* **SOURCE EXTRACT**
===============
Of the first measurements in are:

a. The loudspeaker impedance curves are very smooth and resemble the textbook Magneplanar curves. The crossover point for Sonic’s Magneplanar MG1.5 Q/Rs is 700hz (lower than specified for the MG1.5 Q/Rs which is specified acoustically to be 1 khz, and my speakers have not had their crossovers modified) – this is nearly identical to the 600hz of the MG1.6 Q/Rs. The crossover points and the Q of the impedance peak are identical for both speakers, rising to the same level of about 27 ohms +/- 1 ohm. The impedance does not dip below 4 ohms at any point from 20 hz to 20 khz.

b. The phase response of both speakers are identical and are exactly the same contour as the phase response of the MG1.6 Q/Rs. I make this comparison because Sonic does not have a phase response curve of the MG1.5 Q/Rs.
===============
* **RAW DATA**

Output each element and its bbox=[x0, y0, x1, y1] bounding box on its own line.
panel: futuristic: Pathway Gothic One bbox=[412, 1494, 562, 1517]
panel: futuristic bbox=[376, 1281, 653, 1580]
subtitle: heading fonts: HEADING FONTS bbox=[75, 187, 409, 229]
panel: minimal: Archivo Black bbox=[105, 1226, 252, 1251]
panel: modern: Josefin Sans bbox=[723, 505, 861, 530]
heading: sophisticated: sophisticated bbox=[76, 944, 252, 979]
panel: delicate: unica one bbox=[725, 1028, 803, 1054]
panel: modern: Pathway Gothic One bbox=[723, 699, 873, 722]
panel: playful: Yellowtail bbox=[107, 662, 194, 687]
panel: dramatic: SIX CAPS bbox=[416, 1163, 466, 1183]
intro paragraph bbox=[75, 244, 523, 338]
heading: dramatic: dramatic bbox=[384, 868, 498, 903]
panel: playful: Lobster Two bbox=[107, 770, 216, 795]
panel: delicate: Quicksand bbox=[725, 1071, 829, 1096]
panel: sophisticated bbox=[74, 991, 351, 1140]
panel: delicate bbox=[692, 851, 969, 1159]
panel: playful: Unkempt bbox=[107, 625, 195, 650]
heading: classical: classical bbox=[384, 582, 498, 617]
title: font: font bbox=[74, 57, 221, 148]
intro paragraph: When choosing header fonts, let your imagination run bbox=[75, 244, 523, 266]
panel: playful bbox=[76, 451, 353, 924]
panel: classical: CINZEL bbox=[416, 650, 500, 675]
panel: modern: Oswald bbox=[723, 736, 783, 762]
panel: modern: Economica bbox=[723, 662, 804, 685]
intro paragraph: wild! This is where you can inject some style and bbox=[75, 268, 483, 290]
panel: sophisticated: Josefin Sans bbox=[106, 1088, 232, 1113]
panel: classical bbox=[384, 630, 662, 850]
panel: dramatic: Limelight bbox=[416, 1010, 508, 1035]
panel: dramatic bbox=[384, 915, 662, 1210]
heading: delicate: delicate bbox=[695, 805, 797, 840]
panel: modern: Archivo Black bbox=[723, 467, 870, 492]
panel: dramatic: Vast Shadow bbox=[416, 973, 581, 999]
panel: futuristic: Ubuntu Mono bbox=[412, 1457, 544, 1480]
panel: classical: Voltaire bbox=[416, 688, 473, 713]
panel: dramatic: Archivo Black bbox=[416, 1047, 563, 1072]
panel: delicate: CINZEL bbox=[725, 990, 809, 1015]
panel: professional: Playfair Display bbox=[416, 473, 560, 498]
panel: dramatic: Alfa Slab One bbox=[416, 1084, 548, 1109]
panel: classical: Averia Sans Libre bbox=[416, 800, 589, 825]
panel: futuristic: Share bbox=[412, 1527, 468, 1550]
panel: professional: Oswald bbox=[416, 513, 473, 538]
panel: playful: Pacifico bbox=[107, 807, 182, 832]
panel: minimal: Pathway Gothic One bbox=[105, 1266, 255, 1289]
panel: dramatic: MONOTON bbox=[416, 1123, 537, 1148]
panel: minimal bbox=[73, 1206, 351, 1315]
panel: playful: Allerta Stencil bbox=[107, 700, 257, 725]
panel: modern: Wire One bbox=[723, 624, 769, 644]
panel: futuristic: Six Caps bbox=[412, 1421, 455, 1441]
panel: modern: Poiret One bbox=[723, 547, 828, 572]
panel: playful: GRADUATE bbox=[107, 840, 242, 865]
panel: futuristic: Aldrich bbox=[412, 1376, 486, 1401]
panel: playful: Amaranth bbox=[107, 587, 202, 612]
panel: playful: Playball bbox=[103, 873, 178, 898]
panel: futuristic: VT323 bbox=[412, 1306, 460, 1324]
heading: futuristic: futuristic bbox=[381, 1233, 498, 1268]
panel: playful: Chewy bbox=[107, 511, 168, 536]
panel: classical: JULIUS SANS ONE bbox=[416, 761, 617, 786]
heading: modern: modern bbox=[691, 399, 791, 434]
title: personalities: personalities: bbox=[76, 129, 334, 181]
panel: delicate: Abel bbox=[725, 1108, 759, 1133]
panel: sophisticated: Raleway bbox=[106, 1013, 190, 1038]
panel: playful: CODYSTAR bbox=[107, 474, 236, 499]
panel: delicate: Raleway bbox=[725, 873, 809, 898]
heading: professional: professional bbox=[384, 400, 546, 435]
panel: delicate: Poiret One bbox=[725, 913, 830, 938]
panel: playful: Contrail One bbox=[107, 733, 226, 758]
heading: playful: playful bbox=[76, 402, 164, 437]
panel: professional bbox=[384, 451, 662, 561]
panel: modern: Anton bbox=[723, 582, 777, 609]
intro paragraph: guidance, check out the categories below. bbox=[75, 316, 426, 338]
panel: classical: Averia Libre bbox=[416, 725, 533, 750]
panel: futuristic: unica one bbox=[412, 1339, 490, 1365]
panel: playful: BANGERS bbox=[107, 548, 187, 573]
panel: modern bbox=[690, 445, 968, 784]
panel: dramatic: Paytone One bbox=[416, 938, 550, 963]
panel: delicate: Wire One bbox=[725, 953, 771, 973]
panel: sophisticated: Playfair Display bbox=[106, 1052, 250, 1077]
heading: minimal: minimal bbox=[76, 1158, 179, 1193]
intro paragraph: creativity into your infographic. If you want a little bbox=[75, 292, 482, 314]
===============
* **SET TASKS**
**A)** According to the speaker measurement notes, what crossover point was measured for Sonic's Magneplanar MG1.5 Q/Rs?
**B)** Reproduce everything in the speaker measurement notes from "Of the first" down to "hz to 20 khz.".
Work from the speaker measurement notes only. The records play no part.

* **TASK ANSWERS**
**A)** 700 Hz

**B)**
Of the first measurements in are:

a. The loudspeaker impedance curves are very smooth and resemble the textbook Magneplanar curves. The crossover point for Sonic’s Magneplanar MG1.5 Q/Rs is 700hz (lower than specified for the MG1.5 Q/Rs which is specified acoustically to be 1 khz, and my speakers have not had their crossovers modified) – this is nearly identical to the 600hz of the MG1.6 Q/Rs. The crossover points and the Q of the impedance peak are identical for both speakers, rising to the same level of about 27 ohms +/- 1 ohm. The impedance does not dip below 4 ohms at any point from 20 hz to 20 khz.